• _WORK REQUIRED_
Below are some records: retype them all exactly, but not the pictures.

Start of INPUT

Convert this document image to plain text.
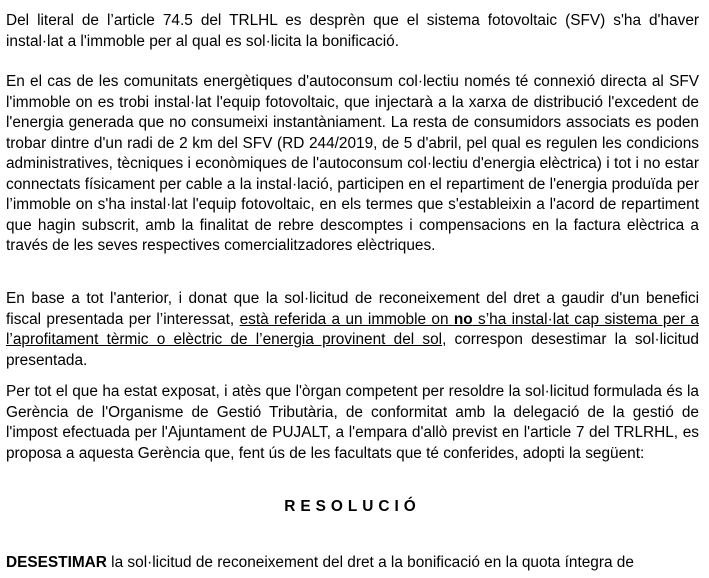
Del literal de l’article 74.5 del TRLHL es desprèn que el sistema fotovoltaic (SFV) s'ha d'haver instal·lat a l'immoble per al qual es sol·licita la bonificació.

En el cas de les comunitats energètiques d'autoconsum col·lectiu només té connexió directa al SFV l'immoble on es trobi instal·lat l'equip fotovoltaic, que injectarà a la xarxa de distribució l'excedent de l'energia generada que no consumeixi instantàniament. La resta de consumidors associats es poden trobar dintre d'un radi de 2 km del SFV (RD 244/2019, de 5 d'abril, pel qual es regulen les condicions administratives, tècniques i econòmiques de l'autoconsum col·lectiu d'energia elèctrica) i tot i no estar connectats físicament per cable a la instal·lació, participen en el repartiment de l'energia produïda per l’immoble on s'ha instal·lat l'equip fotovoltaic, en els termes que s'estableixin a l'acord de repartiment que hagin subscrit, amb la finalitat de rebre descomptes i compensacions en la factura elèctrica a través de les seves respectives comercialitzadores elèctriques.

En base a tot l'anterior, i donat que la sol·licitud de reconeixement del dret a gaudir d'un benefici fiscal presentada per l’interessat, està referida a un immoble on no s’ha instal·lat cap sistema per a l’aprofitament tèrmic o elèctric de l’energia provinent del sol, correspon desestimar la sol·licitud presentada.

Per tot el que ha estat exposat, i atès que l'òrgan competent per resoldre la sol·licitud formulada és la Gerència de l'Organisme de Gestió Tributària, de conformitat amb la delegació de la gestió de l'impost efectuada per l'Ajuntament de PUJALT, a l'empara d'allò previst en l'article 7 del TRLRHL, es proposa a aquesta Gerència que, fent ús de les facultats que té conferides, adopti la següent:

RESOLUCIÓ

DESESTIMAR la sol·licitud de reconeixement del dret a la bonificació en la quota íntegra de
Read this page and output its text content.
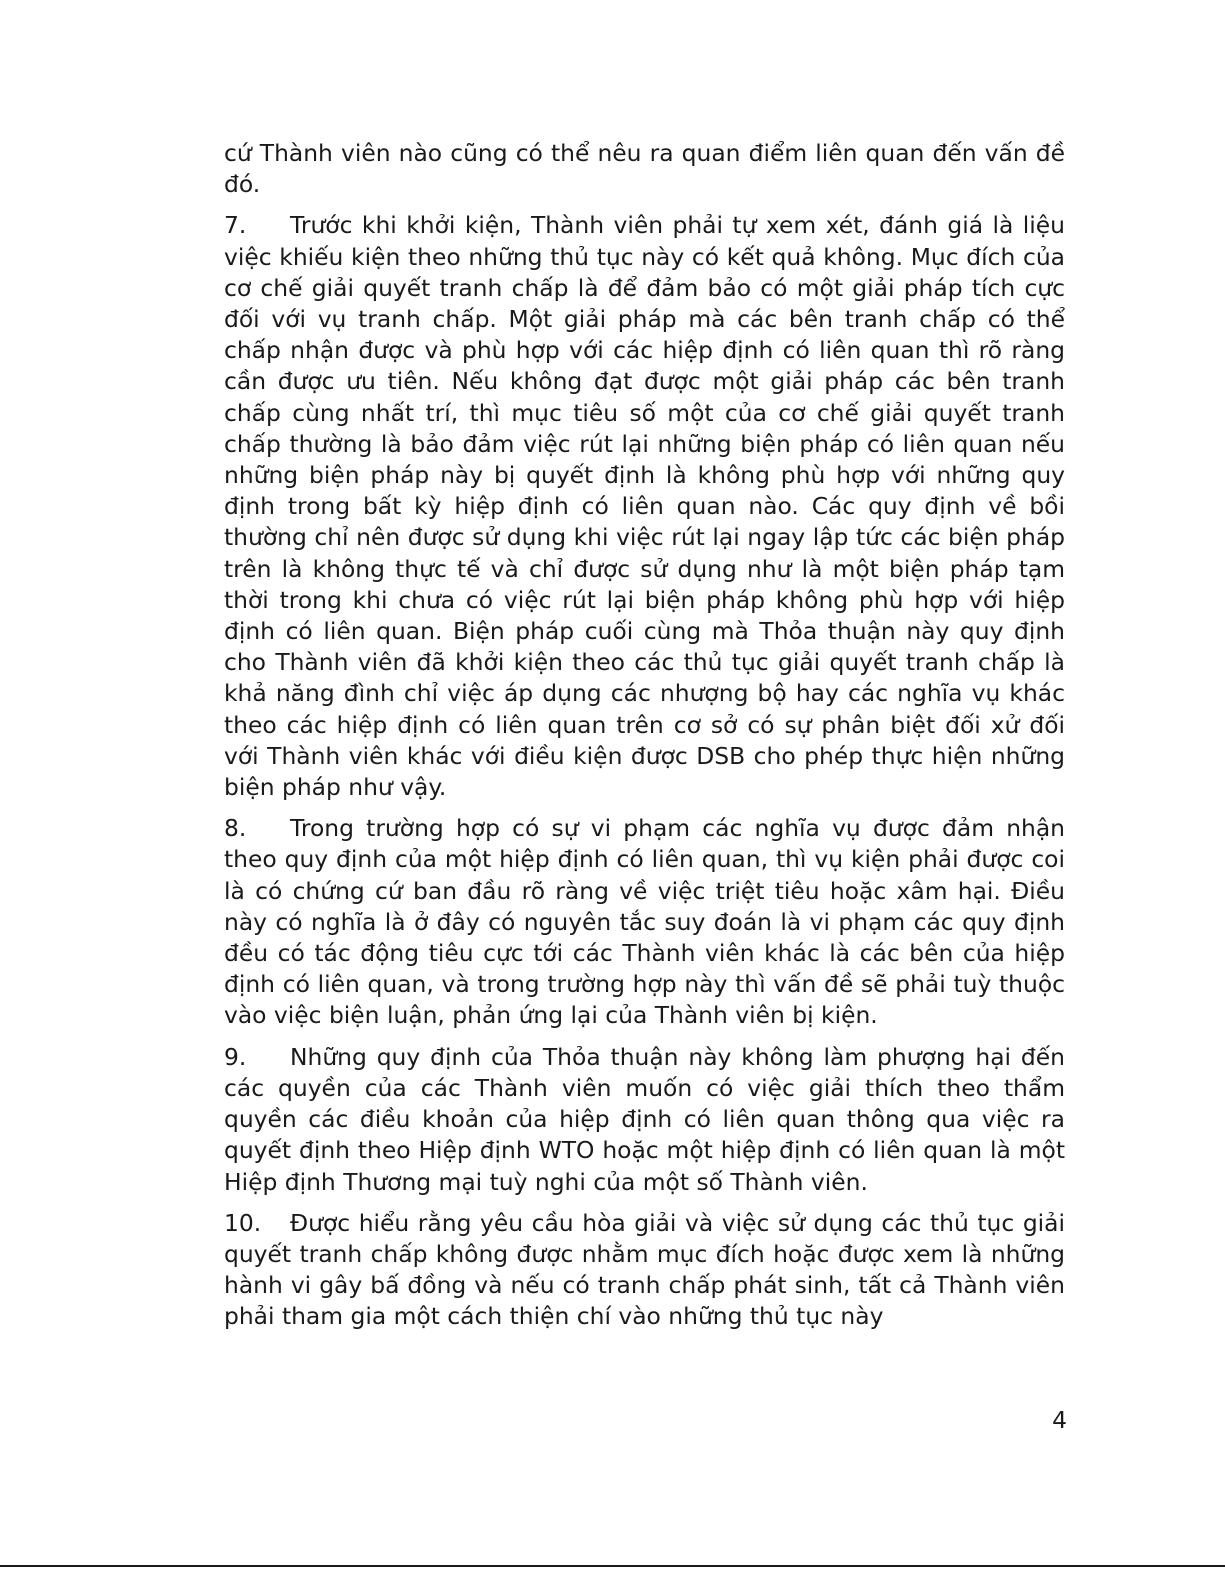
cứ Thành viên nào cũng có thể nêu ra quan điểm liên quan đến vấn đề đó.

7. Trước khi khởi kiện, Thành viên phải tự xem xét, đánh giá là liệu việc khiếu kiện theo những thủ tục này có kết quả không. Mục đích của cơ chế giải quyết tranh chấp là để đảm bảo có một giải pháp tích cực đối với vụ tranh chấp. Một giải pháp mà các bên tranh chấp có thể chấp nhận được và phù hợp với các hiệp định có liên quan thì rõ ràng cần được ưu tiên. Nếu không đạt được một giải pháp các bên tranh chấp cùng nhất trí, thì mục tiêu số một của cơ chế giải quyết tranh chấp thường là bảo đảm việc rút lại những biện pháp có liên quan nếu những biện pháp này bị quyết định là không phù hợp với những quy định trong bất kỳ hiệp định có liên quan nào. Các quy định về bồi thường chỉ nên được sử dụng khi việc rút lại ngay lập tức các biện pháp trên là không thực tế và chỉ được sử dụng như là một biện pháp tạm thời trong khi chưa có việc rút lại biện pháp không phù hợp với hiệp định có liên quan. Biện pháp cuối cùng mà Thỏa thuận này quy định cho Thành viên đã khởi kiện theo các thủ tục giải quyết tranh chấp là khả năng đình chỉ việc áp dụng các nhượng bộ hay các nghĩa vụ khác theo các hiệp định có liên quan trên cơ sở có sự phân biệt đối xử đối với Thành viên khác với điều kiện được DSB cho phép thực hiện những biện pháp như vậy.

8. Trong trường hợp có sự vi phạm các nghĩa vụ được đảm nhận theo quy định của một hiệp định có liên quan, thì vụ kiện phải được coi là có chứng cứ ban đầu rõ ràng về việc triệt tiêu hoặc xâm hại. Điều này có nghĩa là ở đây có nguyên tắc suy đoán là vi phạm các quy định đều có tác động tiêu cực tới các Thành viên khác là các bên của hiệp định có liên quan, và trong trường hợp này thì vấn đề sẽ phải tuỳ thuộc vào việc biện luận, phản ứng lại của Thành viên bị kiện.

9. Những quy định của Thỏa thuận này không làm phượng hại đến các quyền của các Thành viên muốn có việc giải thích theo thẩm quyền các điều khoản của hiệp định có liên quan thông qua việc ra quyết định theo Hiệp định WTO hoặc một hiệp định có liên quan là một Hiệp định Thương mại tuỳ nghi của một số Thành viên.

10. Được hiểu rằng yêu cầu hòa giải và việc sử dụng các thủ tục giải quyết tranh chấp không được nhằm mục đích hoặc được xem là những hành vi gây bấ đồng và nếu có tranh chấp phát sinh, tất cả Thành viên phải tham gia một cách thiện chí vào những thủ tục này

4
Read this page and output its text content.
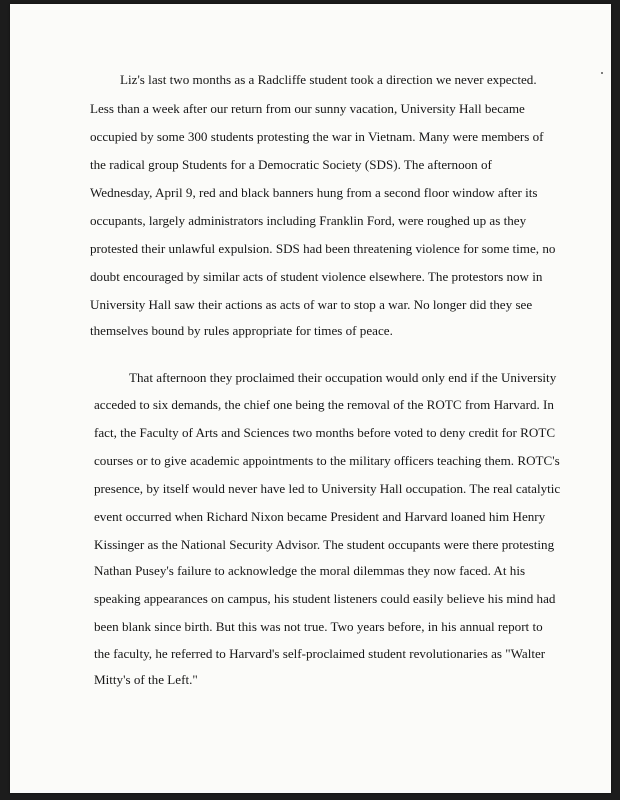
Liz's last two months as a Radcliffe student took a direction we never expected.

Less than a week after our return from our sunny vacation, University Hall became

occupied by some 300 students protesting the war in Vietnam. Many were members of

the radical group Students for a Democratic Society (SDS). The afternoon of

Wednesday, April 9, red and black banners hung from a second floor window after its

occupants, largely administrators including Franklin Ford, were roughed up as they

protested their unlawful expulsion. SDS had been threatening violence for some time, no

doubt encouraged by similar acts of student violence elsewhere. The protestors now in

University Hall saw their actions as acts of war to stop a war. No longer did they see

themselves bound by rules appropriate for times of peace.

That afternoon they proclaimed their occupation would only end if the University

acceded to six demands, the chief one being the removal of the ROTC from Harvard. In

fact, the Faculty of Arts and Sciences two months before voted to deny credit for ROTC

courses or to give academic appointments to the military officers teaching them. ROTC's

presence, by itself would never have led to University Hall occupation. The real catalytic

event occurred when Richard Nixon became President and Harvard loaned him Henry

Kissinger as the National Security Advisor. The student occupants were there protesting

Nathan Pusey's failure to acknowledge the moral dilemmas they now faced. At his

speaking appearances on campus, his student listeners could easily believe his mind had

been blank since birth. But this was not true. Two years before, in his annual report to

the faculty, he referred to Harvard's self-proclaimed student revolutionaries as "Walter

Mitty's of the Left."
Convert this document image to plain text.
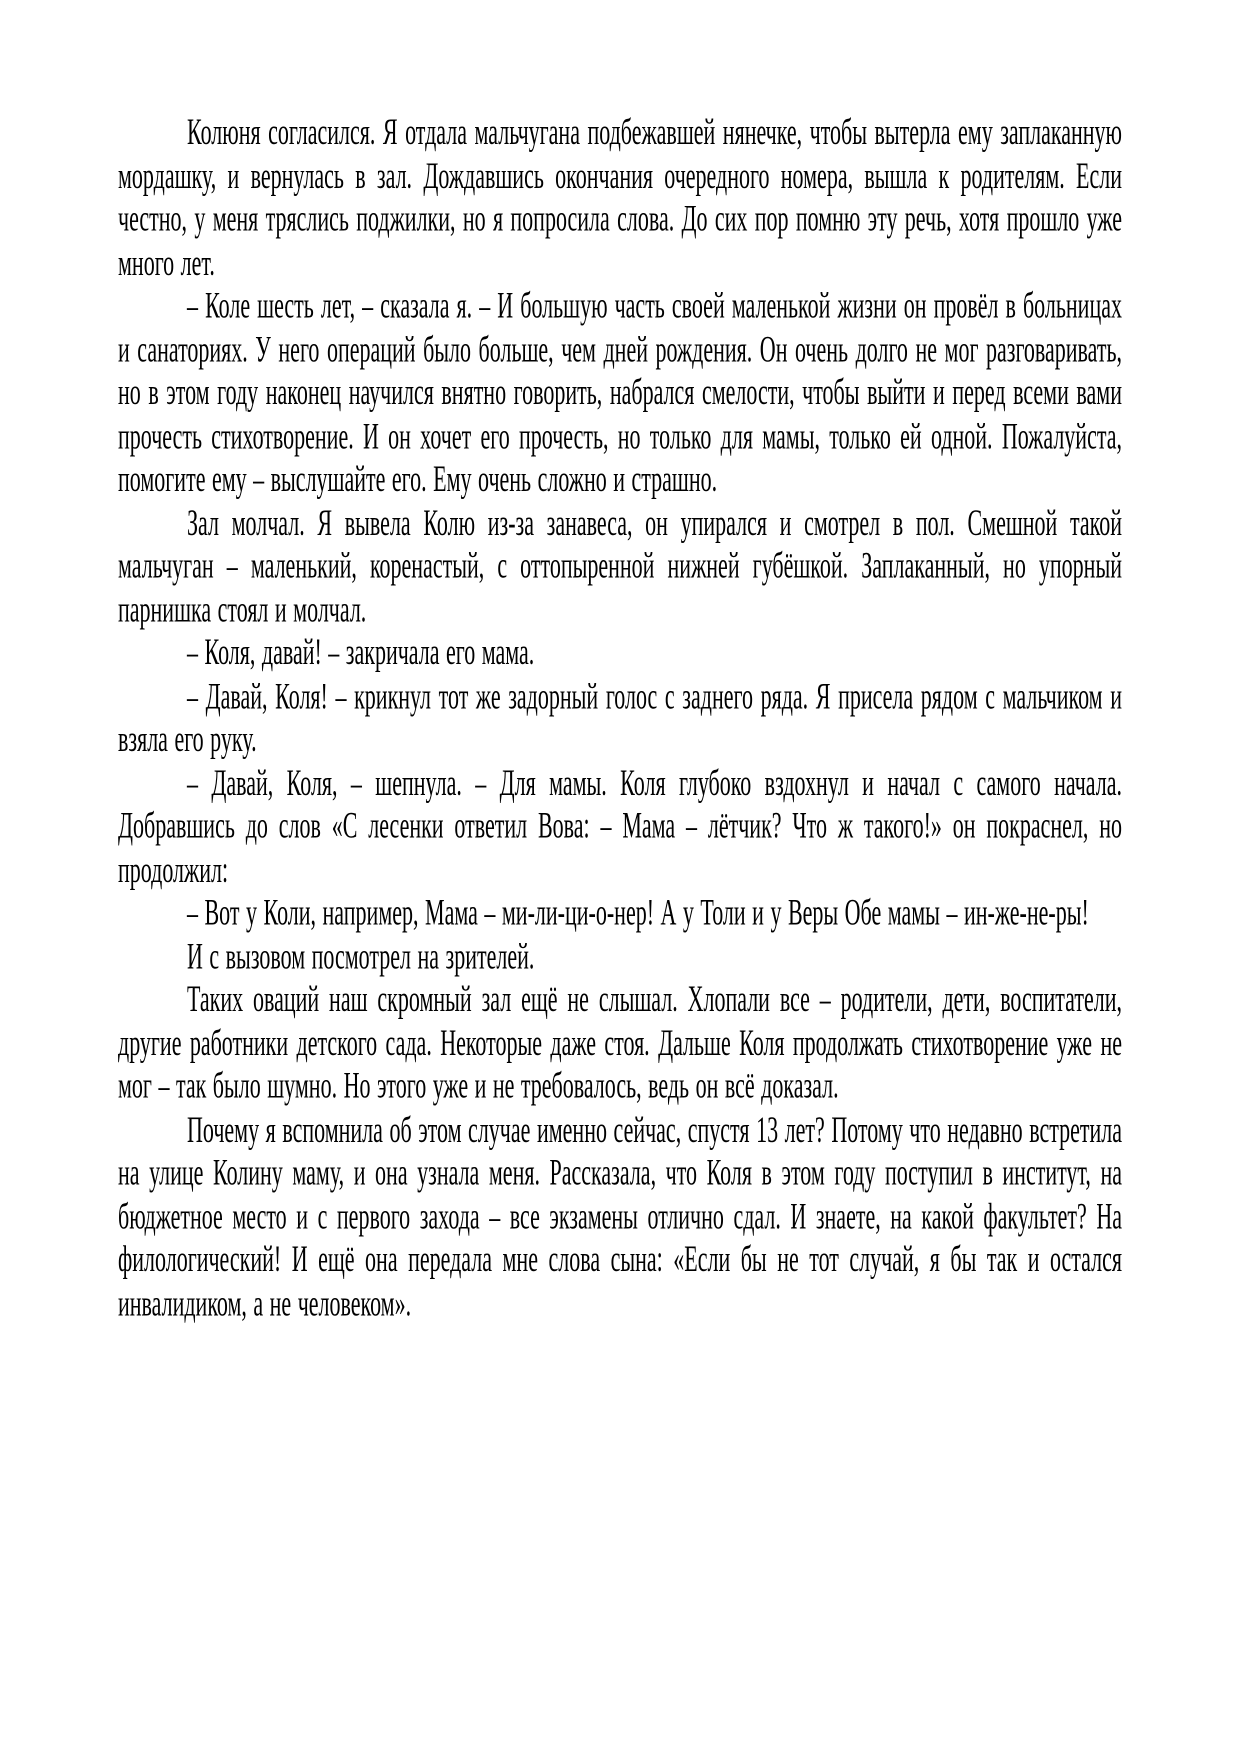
Колюня согласился. Я отдала мальчугана подбежавшей нянечке, чтобы вытерла ему заплаканную мордашку, и вернулась в зал. Дождавшись окончания очередного номера, вышла к родителям. Если честно, у меня тряслись поджилки, но я попросила слова. До сих пор помню эту речь, хотя прошло уже много лет.

– Коле шесть лет, – сказала я. – И большую часть своей маленькой жизни он провёл в больницах и санаториях. У него операций было больше, чем дней рождения. Он очень долго не мог разговаривать, но в этом году наконец научился внятно говорить, набрался смелости, чтобы выйти и перед всеми вами прочесть стихотворение. И он хочет его прочесть, но только для мамы, только ей одной. Пожалуйста, помогите ему – выслушайте его. Ему очень сложно и страшно.

Зал молчал. Я вывела Колю из-за занавеса, он упирался и смотрел в пол. Смешной такой мальчуган – маленький, коренастый, с оттопыренной нижней губёшкой. Заплаканный, но упорный парнишка стоял и молчал.

– Коля, давай! – закричала его мама.

– Давай, Коля! – крикнул тот же задорный голос с заднего ряда. Я присела рядом с мальчиком и взяла его руку.

– Давай, Коля, – шепнула. – Для мамы. Коля глубоко вздохнул и начал с самого начала. Добравшись до слов «С лесенки ответил Вова: – Мама – лётчик? Что ж такого!» он покраснел, но продолжил:

– Вот у Коли, например, Мама – ми-ли-ци-о-нер! А у Толи и у Веры Обе мамы – ин-же-не-ры!

И с вызовом посмотрел на зрителей.

Таких оваций наш скромный зал ещё не слышал. Хлопали все – родители, дети, воспитатели, другие работники детского сада. Некоторые даже стоя. Дальше Коля продолжать стихотворение уже не мог – так было шумно. Но этого уже и не требовалось, ведь он всё доказал.

Почему я вспомнила об этом случае именно сейчас, спустя 13 лет? Потому что недавно встретила на улице Колину маму, и она узнала меня. Рассказала, что Коля в этом году поступил в институт, на бюджетное место и с первого захода – все экзамены отлично сдал. И знаете, на какой факультет? На филологический! И ещё она передала мне слова сына: «Если бы не тот случай, я бы так и остался инвалидиком, а не человеком».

End of INPUT

• _SOLUTION TO THE PROBLEM_
Convert this document image to plain text.
Del literal de l’article 74.5 del TRLHL es desprèn que el sistema fotovoltaic (SFV) s'ha d'haver instal·lat a l'immoble per al qual es sol·licita la bonificació.

En el cas de les comunitats energètiques d'autoconsum col·lectiu només té connexió directa al SFV l'immoble on es trobi instal·lat l'equip fotovoltaic, que injectarà a la xarxa de distribució l'excedent de l'energia generada que no consumeixi instantàniament. La resta de consumidors associats es poden trobar dintre d'un radi de 2 km del SFV (RD 244/2019, de 5 d'abril, pel qual es regulen les condicions administratives, tècniques i econòmiques de l'autoconsum col·lectiu d'energia elèctrica) i tot i no estar connectats físicament per cable a la instal·lació, participen en el repartiment de l'energia produïda per l’immoble on s'ha instal·lat l'equip fotovoltaic, en els termes que s'estableixin a l'acord de repartiment que hagin subscrit, amb la finalitat de rebre descomptes i compensacions en la factura elèctrica a través de les seves respectives comercialitzadores elèctriques.

En base a tot l'anterior, i donat que la sol·licitud de reconeixement del dret a gaudir d'un benefici fiscal presentada per l’interessat, està referida a un immoble on no s’ha instal·lat cap sistema per a l’aprofitament tèrmic o elèctric de l’energia provinent del sol, correspon desestimar la sol·licitud presentada.

Per tot el que ha estat exposat, i atès que l'òrgan competent per resoldre la sol·licitud formulada és la Gerència de l'Organisme de Gestió Tributària, de conformitat amb la delegació de la gestió de l'impost efectuada per l'Ajuntament de PUJALT, a l'empara d'allò previst en l'article 7 del TRLRHL, es proposa a aquesta Gerència que, fent ús de les facultats que té conferides, adopti la següent:

RESOLUCIÓ

DESESTIMAR la sol·licitud de reconeixement del dret a la bonificació en la quota íntegra de
Read this page and output its text content.
cứ Thành viên nào cũng có thể nêu ra quan điểm liên quan đến vấn đề đó.

7. Trước khi khởi kiện, Thành viên phải tự xem xét, đánh giá là liệu việc khiếu kiện theo những thủ tục này có kết quả không. Mục đích của cơ chế giải quyết tranh chấp là để đảm bảo có một giải pháp tích cực đối với vụ tranh chấp. Một giải pháp mà các bên tranh chấp có thể chấp nhận được và phù hợp với các hiệp định có liên quan thì rõ ràng cần được ưu tiên. Nếu không đạt được một giải pháp các bên tranh chấp cùng nhất trí, thì mục tiêu số một của cơ chế giải quyết tranh chấp thường là bảo đảm việc rút lại những biện pháp có liên quan nếu những biện pháp này bị quyết định là không phù hợp với những quy định trong bất kỳ hiệp định có liên quan nào. Các quy định về bồi thường chỉ nên được sử dụng khi việc rút lại ngay lập tức các biện pháp trên là không thực tế và chỉ được sử dụng như là một biện pháp tạm thời trong khi chưa có việc rút lại biện pháp không phù hợp với hiệp định có liên quan. Biện pháp cuối cùng mà Thỏa thuận này quy định cho Thành viên đã khởi kiện theo các thủ tục giải quyết tranh chấp là khả năng đình chỉ việc áp dụng các nhượng bộ hay các nghĩa vụ khác theo các hiệp định có liên quan trên cơ sở có sự phân biệt đối xử đối với Thành viên khác với điều kiện được DSB cho phép thực hiện những biện pháp như vậy.

8. Trong trường hợp có sự vi phạm các nghĩa vụ được đảm nhận theo quy định của một hiệp định có liên quan, thì vụ kiện phải được coi là có chứng cứ ban đầu rõ ràng về việc triệt tiêu hoặc xâm hại. Điều này có nghĩa là ở đây có nguyên tắc suy đoán là vi phạm các quy định đều có tác động tiêu cực tới các Thành viên khác là các bên của hiệp định có liên quan, và trong trường hợp này thì vấn đề sẽ phải tuỳ thuộc vào việc biện luận, phản ứng lại của Thành viên bị kiện.

9. Những quy định của Thỏa thuận này không làm phượng hại đến các quyền của các Thành viên muốn có việc giải thích theo thẩm quyền các điều khoản của hiệp định có liên quan thông qua việc ra quyết định theo Hiệp định WTO hoặc một hiệp định có liên quan là một Hiệp định Thương mại tuỳ nghi của một số Thành viên.

10. Được hiểu rằng yêu cầu hòa giải và việc sử dụng các thủ tục giải quyết tranh chấp không được nhằm mục đích hoặc được xem là những hành vi gây bấ đồng và nếu có tranh chấp phát sinh, tất cả Thành viên phải tham gia một cách thiện chí vào những thủ tục này

4
Read this page and output its text content.
Liz's last two months as a Radcliffe student took a direction we never expected.

Less than a week after our return from our sunny vacation, University Hall became

occupied by some 300 students protesting the war in Vietnam. Many were members of

the radical group Students for a Democratic Society (SDS). The afternoon of

Wednesday, April 9, red and black banners hung from a second floor window after its

occupants, largely administrators including Franklin Ford, were roughed up as they

protested their unlawful expulsion. SDS had been threatening violence for some time, no

doubt encouraged by similar acts of student violence elsewhere. The protestors now in

University Hall saw their actions as acts of war to stop a war. No longer did they see

themselves bound by rules appropriate for times of peace.

That afternoon they proclaimed their occupation would only end if the University

acceded to six demands, the chief one being the removal of the ROTC from Harvard. In

fact, the Faculty of Arts and Sciences two months before voted to deny credit for ROTC

courses or to give academic appointments to the military officers teaching them. ROTC's

presence, by itself would never have led to University Hall occupation. The real catalytic

event occurred when Richard Nixon became President and Harvard loaned him Henry

Kissinger as the National Security Advisor. The student occupants were there protesting

Nathan Pusey's failure to acknowledge the moral dilemmas they now faced. At his

speaking appearances on campus, his student listeners could easily believe his mind had

been blank since birth. But this was not true. Two years before, in his annual report to

the faculty, he referred to Harvard's self-proclaimed student revolutionaries as "Walter

Mitty's of the Left."
Convert this document image to plain text.
Колюня согласился. Я отдала мальчугана подбежавшей нянечке, чтобы вытерла ему заплаканную мордашку, и вернулась в зал. Дождавшись окончания очередного номера, вышла к родителям. Если честно, у меня тряслись поджилки, но я попросила слова. До сих пор помню эту речь, хотя прошло уже много лет.

– Коле шесть лет, – сказала я. – И большую часть своей маленькой жизни он провёл в больницах и санаториях. У него операций было больше, чем дней рождения. Он очень долго не мог разговаривать, но в этом году наконец научился внятно говорить, набрался смелости, чтобы выйти и перед всеми вами прочесть стихотворение. И он хочет его прочесть, но только для мамы, только ей одной. Пожалуйста, помогите ему – выслушайте его. Ему очень сложно и страшно.

Зал молчал. Я вывела Колю из-за занавеса, он упирался и смотрел в пол. Смешной такой мальчуган – маленький, коренастый, с оттопыренной нижней губёшкой. Заплаканный, но упорный парнишка стоял и молчал.

– Коля, давай! – закричала его мама.

– Давай, Коля! – крикнул тот же задорный голос с заднего ряда. Я присела рядом с мальчиком и взяла его руку.

– Давай, Коля, – шепнула. – Для мамы. Коля глубоко вздохнул и начал с самого начала. Добравшись до слов «С лесенки ответил Вова: – Мама – лётчик? Что ж такого!» он покраснел, но продолжил:

– Вот у Коли, например, Мама – ми-ли-ци-о-нер! А у Толи и у Веры Обе мамы – ин-же-не-ры!

И с вызовом посмотрел на зрителей.

Таких оваций наш скромный зал ещё не слышал. Хлопали все – родители, дети, воспитатели, другие работники детского сада. Некоторые даже стоя. Дальше Коля продолжать стихотворение уже не мог – так было шумно. Но этого уже и не требовалось, ведь он всё доказал.

Почему я вспомнила об этом случае именно сейчас, спустя 13 лет? Потому что недавно встретила на улице Колину маму, и она узнала меня. Рассказала, что Коля в этом году поступил в институт, на бюджетное место и с первого захода – все экзамены отлично сдал. И знаете, на какой факультет? На филологический! И ещё она передала мне слова сына: «Если бы не тот случай, я бы так и остался инвалидиком, а не человеком».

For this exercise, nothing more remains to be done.